▶ Task details
Quote all of the data exactly as given. Skip every picture it contains.

▶ Records for this task
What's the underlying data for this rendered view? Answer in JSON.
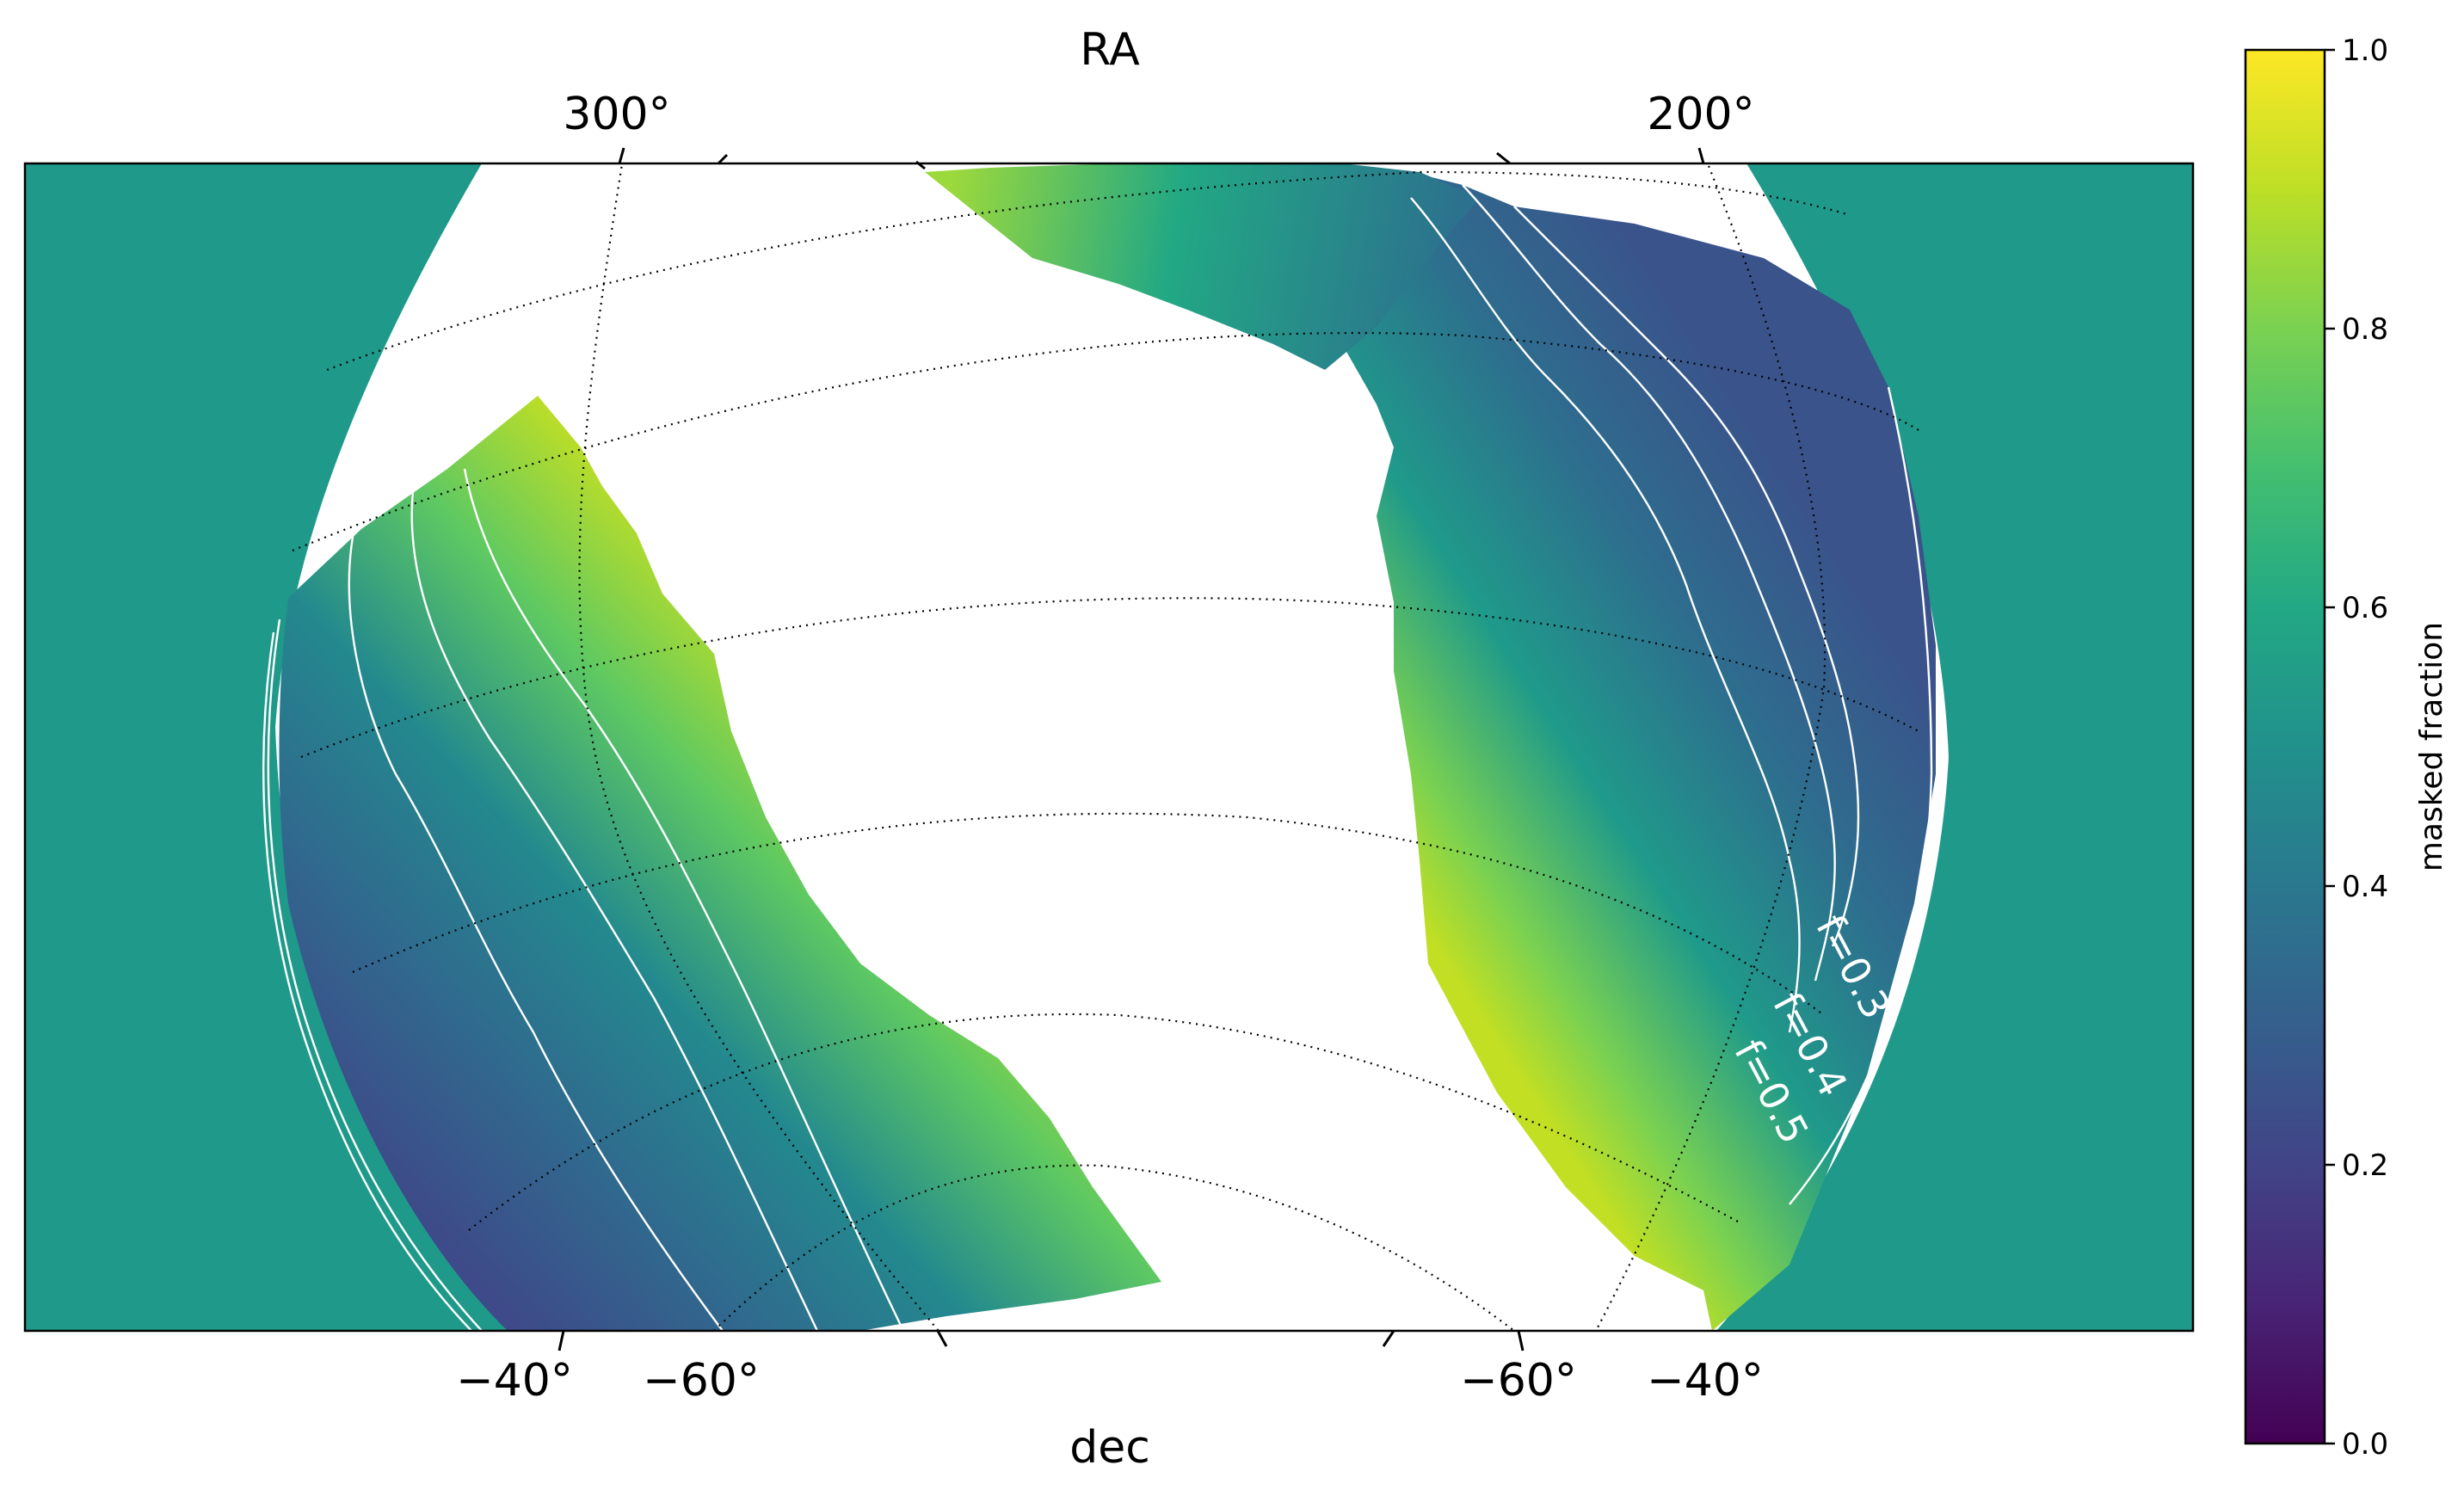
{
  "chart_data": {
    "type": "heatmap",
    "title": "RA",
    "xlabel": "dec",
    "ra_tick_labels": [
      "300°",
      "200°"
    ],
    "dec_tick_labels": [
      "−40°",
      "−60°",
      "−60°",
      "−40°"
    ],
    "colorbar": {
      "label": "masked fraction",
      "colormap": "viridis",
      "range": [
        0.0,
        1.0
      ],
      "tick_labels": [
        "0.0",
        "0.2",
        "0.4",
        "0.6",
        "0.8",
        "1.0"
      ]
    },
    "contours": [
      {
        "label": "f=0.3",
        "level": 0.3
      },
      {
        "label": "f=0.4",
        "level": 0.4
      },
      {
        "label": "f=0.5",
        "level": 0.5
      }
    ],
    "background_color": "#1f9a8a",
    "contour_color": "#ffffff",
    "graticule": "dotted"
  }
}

▶ Output
What's the underlying data for this rendered view? Answer in JSON.
{
  "chart_data": {
    "type": "heatmap",
    "title": "RA",
    "xlabel": "dec",
    "ra_tick_labels": [
      "300°",
      "200°"
    ],
    "dec_tick_labels": [
      "−40°",
      "−60°",
      "−60°",
      "−40°"
    ],
    "colorbar": {
      "label": "masked fraction",
      "colormap": "viridis",
      "range": [
        0.0,
        1.0
      ],
      "tick_labels": [
        "0.0",
        "0.2",
        "0.4",
        "0.6",
        "0.8",
        "1.0"
      ]
    },
    "contours": [
      {
        "label": "f=0.3",
        "level": 0.3
      },
      {
        "label": "f=0.4",
        "level": 0.4
      },
      {
        "label": "f=0.5",
        "level": 0.5
      }
    ],
    "background_color": "#1f9a8a",
    "contour_color": "#ffffff",
    "graticule": "dotted"
  }
}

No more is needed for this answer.